BEGIN STORED RECORDS

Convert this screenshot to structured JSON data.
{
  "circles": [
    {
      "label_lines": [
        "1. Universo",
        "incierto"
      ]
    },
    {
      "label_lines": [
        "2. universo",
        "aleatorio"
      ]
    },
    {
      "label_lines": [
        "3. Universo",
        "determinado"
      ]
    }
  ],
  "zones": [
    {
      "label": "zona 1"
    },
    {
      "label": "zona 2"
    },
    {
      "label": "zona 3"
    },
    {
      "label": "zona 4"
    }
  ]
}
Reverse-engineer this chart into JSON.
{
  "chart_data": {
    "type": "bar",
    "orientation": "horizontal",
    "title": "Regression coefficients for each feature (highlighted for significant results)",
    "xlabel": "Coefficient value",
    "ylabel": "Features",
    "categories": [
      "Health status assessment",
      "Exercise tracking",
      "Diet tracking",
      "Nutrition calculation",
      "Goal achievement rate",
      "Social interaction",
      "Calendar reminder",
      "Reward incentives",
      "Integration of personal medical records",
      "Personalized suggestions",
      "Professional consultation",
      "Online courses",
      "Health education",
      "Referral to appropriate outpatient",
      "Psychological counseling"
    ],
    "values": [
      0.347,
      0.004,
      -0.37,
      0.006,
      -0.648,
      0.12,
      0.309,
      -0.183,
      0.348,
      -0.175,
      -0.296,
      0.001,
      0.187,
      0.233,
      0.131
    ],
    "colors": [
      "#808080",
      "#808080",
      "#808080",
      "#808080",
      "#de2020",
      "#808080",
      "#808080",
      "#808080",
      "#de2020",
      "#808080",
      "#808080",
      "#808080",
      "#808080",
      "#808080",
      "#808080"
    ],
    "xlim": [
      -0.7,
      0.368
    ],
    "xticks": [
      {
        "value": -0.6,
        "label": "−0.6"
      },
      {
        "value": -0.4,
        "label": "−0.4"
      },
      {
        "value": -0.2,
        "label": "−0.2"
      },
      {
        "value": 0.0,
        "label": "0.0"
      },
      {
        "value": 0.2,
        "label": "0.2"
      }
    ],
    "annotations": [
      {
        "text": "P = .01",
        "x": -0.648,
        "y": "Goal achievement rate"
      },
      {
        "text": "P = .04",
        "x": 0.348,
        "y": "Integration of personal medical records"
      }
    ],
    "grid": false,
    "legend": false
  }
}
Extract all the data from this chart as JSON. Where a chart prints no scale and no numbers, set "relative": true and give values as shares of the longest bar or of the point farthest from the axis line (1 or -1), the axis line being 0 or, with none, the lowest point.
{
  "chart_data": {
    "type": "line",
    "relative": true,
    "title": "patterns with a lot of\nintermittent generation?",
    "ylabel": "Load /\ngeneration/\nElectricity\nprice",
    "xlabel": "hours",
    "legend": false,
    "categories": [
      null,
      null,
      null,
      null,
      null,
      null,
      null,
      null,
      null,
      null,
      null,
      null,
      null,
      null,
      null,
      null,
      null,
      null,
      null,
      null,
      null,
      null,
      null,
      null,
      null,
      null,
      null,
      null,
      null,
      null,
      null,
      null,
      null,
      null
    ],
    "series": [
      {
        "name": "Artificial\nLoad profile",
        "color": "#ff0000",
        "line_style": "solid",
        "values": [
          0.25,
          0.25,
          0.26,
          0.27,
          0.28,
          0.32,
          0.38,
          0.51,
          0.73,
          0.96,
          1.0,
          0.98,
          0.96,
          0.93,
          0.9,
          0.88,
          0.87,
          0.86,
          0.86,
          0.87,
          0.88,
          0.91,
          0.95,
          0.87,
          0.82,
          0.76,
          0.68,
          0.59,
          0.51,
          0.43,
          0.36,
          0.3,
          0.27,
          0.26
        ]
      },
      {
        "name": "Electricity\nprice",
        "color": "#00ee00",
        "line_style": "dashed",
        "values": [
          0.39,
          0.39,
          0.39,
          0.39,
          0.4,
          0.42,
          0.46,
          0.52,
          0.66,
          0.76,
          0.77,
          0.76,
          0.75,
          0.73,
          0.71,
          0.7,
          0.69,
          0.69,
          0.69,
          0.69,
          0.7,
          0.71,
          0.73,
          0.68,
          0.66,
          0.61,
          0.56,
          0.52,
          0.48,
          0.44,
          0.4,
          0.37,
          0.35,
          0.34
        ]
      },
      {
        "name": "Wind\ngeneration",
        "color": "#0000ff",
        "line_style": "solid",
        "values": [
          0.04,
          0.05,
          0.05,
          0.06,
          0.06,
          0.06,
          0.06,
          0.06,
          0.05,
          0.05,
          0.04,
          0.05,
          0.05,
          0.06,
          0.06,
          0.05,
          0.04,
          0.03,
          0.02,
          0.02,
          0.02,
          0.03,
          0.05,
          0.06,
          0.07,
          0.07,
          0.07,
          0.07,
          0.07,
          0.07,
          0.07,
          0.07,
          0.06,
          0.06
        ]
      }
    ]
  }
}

END STORED RECORDS

_GIVEN INSTRUCTION_.
Set all of the records down again, exactly as they stand.

_OUTPUT BELOW_.
Convert this screenshot to structured JSON data.
{
  "circles": [
    {
      "label_lines": [
        "1. Universo",
        "incierto"
      ]
    },
    {
      "label_lines": [
        "2. universo",
        "aleatorio"
      ]
    },
    {
      "label_lines": [
        "3. Universo",
        "determinado"
      ]
    }
  ],
  "zones": [
    {
      "label": "zona 1"
    },
    {
      "label": "zona 2"
    },
    {
      "label": "zona 3"
    },
    {
      "label": "zona 4"
    }
  ]
}
Reverse-engineer this chart into JSON.
{
  "chart_data": {
    "type": "bar",
    "orientation": "horizontal",
    "title": "Regression coefficients for each feature (highlighted for significant results)",
    "xlabel": "Coefficient value",
    "ylabel": "Features",
    "categories": [
      "Health status assessment",
      "Exercise tracking",
      "Diet tracking",
      "Nutrition calculation",
      "Goal achievement rate",
      "Social interaction",
      "Calendar reminder",
      "Reward incentives",
      "Integration of personal medical records",
      "Personalized suggestions",
      "Professional consultation",
      "Online courses",
      "Health education",
      "Referral to appropriate outpatient",
      "Psychological counseling"
    ],
    "values": [
      0.347,
      0.004,
      -0.37,
      0.006,
      -0.648,
      0.12,
      0.309,
      -0.183,
      0.348,
      -0.175,
      -0.296,
      0.001,
      0.187,
      0.233,
      0.131
    ],
    "colors": [
      "#808080",
      "#808080",
      "#808080",
      "#808080",
      "#de2020",
      "#808080",
      "#808080",
      "#808080",
      "#de2020",
      "#808080",
      "#808080",
      "#808080",
      "#808080",
      "#808080",
      "#808080"
    ],
    "xlim": [
      -0.7,
      0.368
    ],
    "xticks": [
      {
        "value": -0.6,
        "label": "−0.6"
      },
      {
        "value": -0.4,
        "label": "−0.4"
      },
      {
        "value": -0.2,
        "label": "−0.2"
      },
      {
        "value": 0.0,
        "label": "0.0"
      },
      {
        "value": 0.2,
        "label": "0.2"
      }
    ],
    "annotations": [
      {
        "text": "P = .01",
        "x": -0.648,
        "y": "Goal achievement rate"
      },
      {
        "text": "P = .04",
        "x": 0.348,
        "y": "Integration of personal medical records"
      }
    ],
    "grid": false,
    "legend": false
  }
}
Extract all the data from this chart as JSON. Where a chart prints no scale and no numbers, set "relative": true and give values as shares of the longest bar or of the point farthest from the axis line (1 or -1), the axis line being 0 or, with none, the lowest point.
{
  "chart_data": {
    "type": "line",
    "relative": true,
    "title": "patterns with a lot of\nintermittent generation?",
    "ylabel": "Load /\ngeneration/\nElectricity\nprice",
    "xlabel": "hours",
    "legend": false,
    "categories": [
      null,
      null,
      null,
      null,
      null,
      null,
      null,
      null,
      null,
      null,
      null,
      null,
      null,
      null,
      null,
      null,
      null,
      null,
      null,
      null,
      null,
      null,
      null,
      null,
      null,
      null,
      null,
      null,
      null,
      null,
      null,
      null,
      null,
      null
    ],
    "series": [
      {
        "name": "Artificial\nLoad profile",
        "color": "#ff0000",
        "line_style": "solid",
        "values": [
          0.25,
          0.25,
          0.26,
          0.27,
          0.28,
          0.32,
          0.38,
          0.51,
          0.73,
          0.96,
          1.0,
          0.98,
          0.96,
          0.93,
          0.9,
          0.88,
          0.87,
          0.86,
          0.86,
          0.87,
          0.88,
          0.91,
          0.95,
          0.87,
          0.82,
          0.76,
          0.68,
          0.59,
          0.51,
          0.43,
          0.36,
          0.3,
          0.27,
          0.26
        ]
      },
      {
        "name": "Electricity\nprice",
        "color": "#00ee00",
        "line_style": "dashed",
        "values": [
          0.39,
          0.39,
          0.39,
          0.39,
          0.4,
          0.42,
          0.46,
          0.52,
          0.66,
          0.76,
          0.77,
          0.76,
          0.75,
          0.73,
          0.71,
          0.7,
          0.69,
          0.69,
          0.69,
          0.69,
          0.7,
          0.71,
          0.73,
          0.68,
          0.66,
          0.61,
          0.56,
          0.52,
          0.48,
          0.44,
          0.4,
          0.37,
          0.35,
          0.34
        ]
      },
      {
        "name": "Wind\ngeneration",
        "color": "#0000ff",
        "line_style": "solid",
        "values": [
          0.04,
          0.05,
          0.05,
          0.06,
          0.06,
          0.06,
          0.06,
          0.06,
          0.05,
          0.05,
          0.04,
          0.05,
          0.05,
          0.06,
          0.06,
          0.05,
          0.04,
          0.03,
          0.02,
          0.02,
          0.02,
          0.03,
          0.05,
          0.06,
          0.07,
          0.07,
          0.07,
          0.07,
          0.07,
          0.07,
          0.07,
          0.07,
          0.06,
          0.06
        ]
      }
    ]
  }
}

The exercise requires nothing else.